Document text Start Marker

Samsung Galaxy S II hands-on video at #MWC11
As you probably know by now, Samsung had a big event yesterday evening in Barcelona, mere hours before Mobile World Congress kicked off this morning. And there were two devices that took the center stage. There will be another post about the Galaxy Tab 10.1, so for now let’s focus on the Galaxy S II, the successor to the very well received (and sold) Galaxy S.
Alongside its impressive, but not unheard of, hardware specs, the Galaxy S II has some nice software feature additions to the vanilla Android 2.3 Gingerbread experience. While TouchWiz 4.0, the UI layer that Samsung has added here, is, at a first glance, very similar to its predecessor (TouchWiz 3.0, as seen on the original Galaxy S), this time Samsung has also added a lot more services to differentiate their offering from the competition.
The Social Hub, Music Hub, Readers Hub, and Games Hub are a big part of this push. Standing out among these is the Readers hub, which is a one-stop shop for books, magazines, and newspapers. The book purchase and viewing is powered by Kobo, and the magazine part is there thanks to Zinio. Support for all items is international, which means that you can even find some newspapers from Romania to read. That is very welcome news to those of us not in the US, where these things are usually limited to. Newspaper pricing isn’t final yet, but it is said to be about $1 per issue, or $29.99 per month for pretty much unlimited access to newspapers (yet it’s unclear if this will cover all newspapers from across the world, or just a specific country or language).
The Games Hub has both ‘social’ games – think the type that’s popular on Facebook – and ‘premium games’ – these are those for the hardcore gamers. The Games Hub has a built-in store, just like the Readers Hub. And the games really can benefit from that behemoth of a quad-core GPU in this smartphone. Also GPU-related is the fact that the Galaxy S II can both record and play back 1080p full HD video. The Music Hub has an integrated shopping experience thanks to 7Digital, and in it, millions of tracks will be available for immediate download and listening.

Document text End Marker
Information Start Marker

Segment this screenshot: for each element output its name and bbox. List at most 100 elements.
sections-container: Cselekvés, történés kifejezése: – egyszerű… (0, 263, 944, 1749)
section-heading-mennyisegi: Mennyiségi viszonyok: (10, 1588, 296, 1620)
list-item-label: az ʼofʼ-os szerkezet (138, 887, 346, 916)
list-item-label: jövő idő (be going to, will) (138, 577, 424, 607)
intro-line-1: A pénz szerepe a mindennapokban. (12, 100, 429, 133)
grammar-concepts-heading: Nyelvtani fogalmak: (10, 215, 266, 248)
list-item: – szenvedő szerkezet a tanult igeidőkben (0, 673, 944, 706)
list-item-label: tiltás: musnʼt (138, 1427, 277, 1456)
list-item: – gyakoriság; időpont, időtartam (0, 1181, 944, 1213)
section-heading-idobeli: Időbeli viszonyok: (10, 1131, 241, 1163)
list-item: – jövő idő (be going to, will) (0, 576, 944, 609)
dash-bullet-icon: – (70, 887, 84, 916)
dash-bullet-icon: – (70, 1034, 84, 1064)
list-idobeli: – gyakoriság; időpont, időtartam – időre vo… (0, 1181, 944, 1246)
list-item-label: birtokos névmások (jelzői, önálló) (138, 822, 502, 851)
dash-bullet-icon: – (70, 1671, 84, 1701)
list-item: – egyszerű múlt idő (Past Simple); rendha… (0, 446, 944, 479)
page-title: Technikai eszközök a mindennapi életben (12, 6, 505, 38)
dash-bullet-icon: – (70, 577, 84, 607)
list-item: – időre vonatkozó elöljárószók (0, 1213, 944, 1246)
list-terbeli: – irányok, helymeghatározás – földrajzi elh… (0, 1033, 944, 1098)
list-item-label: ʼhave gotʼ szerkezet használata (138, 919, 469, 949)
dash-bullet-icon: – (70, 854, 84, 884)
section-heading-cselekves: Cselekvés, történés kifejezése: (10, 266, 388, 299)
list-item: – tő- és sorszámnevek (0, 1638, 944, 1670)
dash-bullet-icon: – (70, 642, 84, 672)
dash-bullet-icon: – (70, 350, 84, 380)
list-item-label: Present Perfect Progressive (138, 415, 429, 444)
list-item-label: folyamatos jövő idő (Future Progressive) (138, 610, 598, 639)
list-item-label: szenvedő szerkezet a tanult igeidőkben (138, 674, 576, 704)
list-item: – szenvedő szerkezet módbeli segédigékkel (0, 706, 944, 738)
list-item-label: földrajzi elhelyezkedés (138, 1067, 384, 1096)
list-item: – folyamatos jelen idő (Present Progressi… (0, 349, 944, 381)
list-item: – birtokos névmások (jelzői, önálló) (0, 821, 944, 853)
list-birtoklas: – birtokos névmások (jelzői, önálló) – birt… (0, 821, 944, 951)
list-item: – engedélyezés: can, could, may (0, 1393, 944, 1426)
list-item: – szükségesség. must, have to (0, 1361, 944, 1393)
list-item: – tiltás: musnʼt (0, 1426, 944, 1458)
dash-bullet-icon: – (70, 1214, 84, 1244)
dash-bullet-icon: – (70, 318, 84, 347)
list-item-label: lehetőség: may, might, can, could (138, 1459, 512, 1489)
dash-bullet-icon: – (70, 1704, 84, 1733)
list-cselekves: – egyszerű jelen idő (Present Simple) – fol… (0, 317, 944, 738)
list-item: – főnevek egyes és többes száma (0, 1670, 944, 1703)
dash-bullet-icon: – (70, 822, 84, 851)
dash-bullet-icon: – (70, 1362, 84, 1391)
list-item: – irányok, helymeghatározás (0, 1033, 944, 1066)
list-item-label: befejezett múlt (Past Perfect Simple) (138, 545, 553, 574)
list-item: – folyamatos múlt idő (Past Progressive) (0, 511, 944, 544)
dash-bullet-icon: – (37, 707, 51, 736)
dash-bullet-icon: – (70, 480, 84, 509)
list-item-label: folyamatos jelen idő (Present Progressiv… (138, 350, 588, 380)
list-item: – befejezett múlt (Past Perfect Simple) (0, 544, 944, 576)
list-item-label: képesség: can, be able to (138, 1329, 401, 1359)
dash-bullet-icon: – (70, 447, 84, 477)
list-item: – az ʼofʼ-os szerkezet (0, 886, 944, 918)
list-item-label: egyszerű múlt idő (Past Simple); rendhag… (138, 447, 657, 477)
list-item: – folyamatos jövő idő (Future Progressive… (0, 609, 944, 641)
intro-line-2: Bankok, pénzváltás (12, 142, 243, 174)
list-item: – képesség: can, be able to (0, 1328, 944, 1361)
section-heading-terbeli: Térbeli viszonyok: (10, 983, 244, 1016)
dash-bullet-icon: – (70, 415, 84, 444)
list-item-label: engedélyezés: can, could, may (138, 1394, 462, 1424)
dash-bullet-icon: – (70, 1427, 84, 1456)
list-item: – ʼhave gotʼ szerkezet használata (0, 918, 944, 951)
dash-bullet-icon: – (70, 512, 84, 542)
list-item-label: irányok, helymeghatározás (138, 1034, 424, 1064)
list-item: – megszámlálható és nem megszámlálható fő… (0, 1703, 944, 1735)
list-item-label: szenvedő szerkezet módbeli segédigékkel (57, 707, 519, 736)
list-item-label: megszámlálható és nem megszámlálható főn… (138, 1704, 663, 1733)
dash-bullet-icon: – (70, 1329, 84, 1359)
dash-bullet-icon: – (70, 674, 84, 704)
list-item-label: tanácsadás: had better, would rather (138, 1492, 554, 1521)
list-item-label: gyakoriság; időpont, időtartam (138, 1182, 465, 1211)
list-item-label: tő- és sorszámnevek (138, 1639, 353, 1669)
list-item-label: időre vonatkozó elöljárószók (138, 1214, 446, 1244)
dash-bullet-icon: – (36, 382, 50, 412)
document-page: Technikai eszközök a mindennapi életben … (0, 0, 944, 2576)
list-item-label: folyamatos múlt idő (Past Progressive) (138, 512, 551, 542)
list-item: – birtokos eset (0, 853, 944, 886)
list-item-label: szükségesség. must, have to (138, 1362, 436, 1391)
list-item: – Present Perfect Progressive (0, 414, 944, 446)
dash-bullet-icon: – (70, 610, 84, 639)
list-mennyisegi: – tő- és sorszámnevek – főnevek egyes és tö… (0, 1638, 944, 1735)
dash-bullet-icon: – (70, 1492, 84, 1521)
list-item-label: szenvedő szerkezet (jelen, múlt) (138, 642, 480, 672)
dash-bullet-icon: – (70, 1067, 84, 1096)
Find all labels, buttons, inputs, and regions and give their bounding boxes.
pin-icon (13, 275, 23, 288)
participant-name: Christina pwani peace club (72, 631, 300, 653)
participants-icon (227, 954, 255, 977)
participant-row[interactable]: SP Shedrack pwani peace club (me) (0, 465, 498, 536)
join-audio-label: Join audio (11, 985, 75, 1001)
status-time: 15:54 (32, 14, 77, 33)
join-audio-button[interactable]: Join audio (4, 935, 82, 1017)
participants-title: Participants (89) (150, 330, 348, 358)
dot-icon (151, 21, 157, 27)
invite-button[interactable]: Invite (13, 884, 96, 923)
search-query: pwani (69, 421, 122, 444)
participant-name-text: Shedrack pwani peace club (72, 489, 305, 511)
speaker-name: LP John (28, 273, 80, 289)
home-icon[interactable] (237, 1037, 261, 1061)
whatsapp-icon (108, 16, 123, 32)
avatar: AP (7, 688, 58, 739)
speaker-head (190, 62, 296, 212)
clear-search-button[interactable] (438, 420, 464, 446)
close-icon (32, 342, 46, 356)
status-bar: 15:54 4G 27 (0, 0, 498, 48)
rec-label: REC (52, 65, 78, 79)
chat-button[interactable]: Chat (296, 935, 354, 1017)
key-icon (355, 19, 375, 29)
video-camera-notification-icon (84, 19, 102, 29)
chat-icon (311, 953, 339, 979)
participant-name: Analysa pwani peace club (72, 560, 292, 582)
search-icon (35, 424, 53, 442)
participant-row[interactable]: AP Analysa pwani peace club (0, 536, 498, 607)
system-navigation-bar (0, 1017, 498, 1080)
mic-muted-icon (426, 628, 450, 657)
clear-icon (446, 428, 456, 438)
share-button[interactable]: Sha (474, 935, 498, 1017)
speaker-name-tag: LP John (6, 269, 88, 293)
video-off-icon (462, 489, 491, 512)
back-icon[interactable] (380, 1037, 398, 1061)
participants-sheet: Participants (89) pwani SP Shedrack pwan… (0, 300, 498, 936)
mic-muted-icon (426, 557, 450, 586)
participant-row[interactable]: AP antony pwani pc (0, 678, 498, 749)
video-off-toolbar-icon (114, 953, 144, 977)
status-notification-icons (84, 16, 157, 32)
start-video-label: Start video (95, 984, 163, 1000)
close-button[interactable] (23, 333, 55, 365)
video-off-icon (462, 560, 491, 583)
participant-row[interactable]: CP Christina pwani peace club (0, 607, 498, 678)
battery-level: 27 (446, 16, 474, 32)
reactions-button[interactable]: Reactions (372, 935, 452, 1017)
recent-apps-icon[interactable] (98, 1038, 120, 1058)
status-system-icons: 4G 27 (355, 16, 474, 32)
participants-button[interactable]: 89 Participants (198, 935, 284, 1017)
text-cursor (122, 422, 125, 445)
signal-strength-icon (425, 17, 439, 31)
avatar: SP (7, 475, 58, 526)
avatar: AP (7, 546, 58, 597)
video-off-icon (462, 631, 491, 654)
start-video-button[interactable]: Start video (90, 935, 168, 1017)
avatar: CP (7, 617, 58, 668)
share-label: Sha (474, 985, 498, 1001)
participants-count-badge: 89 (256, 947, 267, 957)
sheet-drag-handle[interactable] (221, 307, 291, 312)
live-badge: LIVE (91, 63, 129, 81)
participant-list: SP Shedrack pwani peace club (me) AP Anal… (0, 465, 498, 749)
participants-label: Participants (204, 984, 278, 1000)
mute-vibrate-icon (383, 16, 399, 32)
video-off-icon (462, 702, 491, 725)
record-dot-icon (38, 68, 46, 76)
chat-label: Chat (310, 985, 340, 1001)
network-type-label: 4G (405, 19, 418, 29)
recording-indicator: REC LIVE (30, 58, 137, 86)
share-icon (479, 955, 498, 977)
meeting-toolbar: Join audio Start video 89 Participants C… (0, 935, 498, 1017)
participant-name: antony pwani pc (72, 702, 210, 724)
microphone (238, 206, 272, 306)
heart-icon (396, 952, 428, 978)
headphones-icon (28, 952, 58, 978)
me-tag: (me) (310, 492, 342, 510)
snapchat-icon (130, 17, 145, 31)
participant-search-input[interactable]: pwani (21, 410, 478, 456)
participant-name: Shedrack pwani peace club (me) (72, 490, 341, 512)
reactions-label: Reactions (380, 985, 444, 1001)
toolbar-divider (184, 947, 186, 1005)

Information End Marker

Actions to take:
1. Update the stretch of the Galaxy S II article from "Samsung Galaxy S" through "from the competition.", swapping "Barcelona" for "Madrid".
2. In the Galaxy S II article, which service powers book purchase and viewing in the Readers Hub?
3. Please resume the Galaxy S II article, carrying on after its final sentence.

Solved problems:
1.
Samsung Galaxy S II hands-on video at #MWC11
As you probably know by now, Samsung had a big event yesterday evening in Madrid, mere hours before Mobile World Congress kicked off this morning. And there were two devices that took the center stage. There will be another post about the Galaxy Tab 10.1, so for now let’s focus on the Galaxy S II, the successor to the very well received (and sold) Galaxy S.
Alongside its impressive, but not unheard of, hardware specs, the Galaxy S II has some nice software feature additions to the vanilla Android 2.3 Gingerbread experience. While TouchWiz 4.0, the UI layer that Samsung has added here, is, at a first glance, very similar to its predecessor (TouchWiz 3.0, as seen on the original Galaxy S), this time Samsung has also added a lot more services to differentiate their offering from the competition.

2. Kobo

3.
The Social Hub pulls in Twitter and Facebook updates, as you’d expect, and merges them into one big stream, but it can also show you emails, for an integrated experience that doesn’t require you to check a dozen different apps just to see what new messages you’ve received. Whether this will be big or not really depends on the specifics of its execution, but if it will be able to act as a ‘good enough’ client for Twitter, Facebook, and email, it may be one of the killer features of the Galaxy S II.
The screen transitions have also received a makeover, although pressing the Home button sometimes results in quite noticeable lag. Of course, this was pre-production hardware (that did not even have the NFC front-end installed), and things will surely improve before the Galaxy S II is in the shops.
The phone really is lighter than you’d expect for its size. It’s also noticeably slim, and the fact that the back plate is not very irregular in shape contributes to the device feeling very good in the hand. I’d say that it’s one of the easiest to handle of the 4.3-inchers, if not the easiest. Samsung realized that having that gigantic of a screen really requires the device to be slim in order for one-handed use even to be conceived of. And it has delivered on that front.
The display is vibrant, as you’d expect, although, without direct comparison to the older Super AMOLED tech, it’s tough to see what’s improved. It does look stunning, and the contrast is exceptional.